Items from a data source
-----
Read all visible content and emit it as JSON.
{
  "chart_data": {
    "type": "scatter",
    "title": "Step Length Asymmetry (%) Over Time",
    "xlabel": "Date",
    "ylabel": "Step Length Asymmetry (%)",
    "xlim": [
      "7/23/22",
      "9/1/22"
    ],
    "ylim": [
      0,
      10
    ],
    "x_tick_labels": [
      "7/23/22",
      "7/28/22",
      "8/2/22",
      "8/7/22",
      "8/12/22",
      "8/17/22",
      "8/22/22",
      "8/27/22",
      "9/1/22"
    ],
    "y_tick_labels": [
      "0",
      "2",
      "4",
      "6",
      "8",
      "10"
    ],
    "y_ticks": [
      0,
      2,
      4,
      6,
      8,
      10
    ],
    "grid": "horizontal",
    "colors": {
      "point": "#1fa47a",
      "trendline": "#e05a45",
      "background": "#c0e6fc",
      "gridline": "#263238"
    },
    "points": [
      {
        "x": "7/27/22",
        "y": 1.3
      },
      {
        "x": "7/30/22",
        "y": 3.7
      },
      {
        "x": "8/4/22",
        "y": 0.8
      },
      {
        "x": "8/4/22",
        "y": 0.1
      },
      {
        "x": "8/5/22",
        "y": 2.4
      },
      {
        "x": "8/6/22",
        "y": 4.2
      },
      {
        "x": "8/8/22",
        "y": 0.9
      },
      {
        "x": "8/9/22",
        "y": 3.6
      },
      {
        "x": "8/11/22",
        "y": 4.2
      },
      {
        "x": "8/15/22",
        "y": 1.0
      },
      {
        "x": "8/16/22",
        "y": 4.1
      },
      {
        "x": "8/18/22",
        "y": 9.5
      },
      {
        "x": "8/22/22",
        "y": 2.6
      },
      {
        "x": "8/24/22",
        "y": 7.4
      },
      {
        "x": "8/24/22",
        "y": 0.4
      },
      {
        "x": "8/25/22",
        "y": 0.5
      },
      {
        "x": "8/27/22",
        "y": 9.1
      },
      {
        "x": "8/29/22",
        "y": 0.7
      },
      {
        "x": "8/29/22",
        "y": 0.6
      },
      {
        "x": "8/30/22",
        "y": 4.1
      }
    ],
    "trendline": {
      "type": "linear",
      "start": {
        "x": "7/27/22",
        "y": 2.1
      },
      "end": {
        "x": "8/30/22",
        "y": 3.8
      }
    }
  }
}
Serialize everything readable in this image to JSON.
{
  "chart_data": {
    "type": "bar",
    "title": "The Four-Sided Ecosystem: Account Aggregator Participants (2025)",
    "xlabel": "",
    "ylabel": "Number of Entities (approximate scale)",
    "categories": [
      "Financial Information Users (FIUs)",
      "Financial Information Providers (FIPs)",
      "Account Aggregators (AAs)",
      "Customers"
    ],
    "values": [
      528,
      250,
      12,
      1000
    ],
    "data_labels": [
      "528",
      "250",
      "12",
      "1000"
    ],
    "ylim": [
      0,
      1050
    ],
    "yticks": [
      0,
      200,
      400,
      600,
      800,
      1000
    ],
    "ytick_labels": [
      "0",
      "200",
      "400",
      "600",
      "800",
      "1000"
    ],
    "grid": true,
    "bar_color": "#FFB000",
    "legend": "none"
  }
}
-----
- Prompt: Quote every line from the line containing "Serialize everything readable" through the closing line of the listing, including both.

- Expected answer:
Serialize everything readable in this image to JSON.
{
  "chart_data": {
    "type": "bar",
    "title": "The Four-Sided Ecosystem: Account Aggregator Participants (2025)",
    "xlabel": "",
    "ylabel": "Number of Entities (approximate scale)",
    "categories": [
      "Financial Information Users (FIUs)",
      "Financial Information Providers (FIPs)",
      "Account Aggregators (AAs)",
      "Customers"
    ],
    "values": [
      528,
      250,
      12,
      1000
    ],
    "data_labels": [
      "528",
      "250",
      "12",
      "1000"
    ],
    "ylim": [
      0,
      1050
    ],
    "yticks": [
      0,
      200,
      400,
      600,
      800,
      1000
    ],
    "ytick_labels": [
      "0",
      "200",
      "400",
      "600",
      "800",
      "1000"
    ],
    "grid": true,
    "bar_color": "#FFB000",
    "legend": "none"
  }
}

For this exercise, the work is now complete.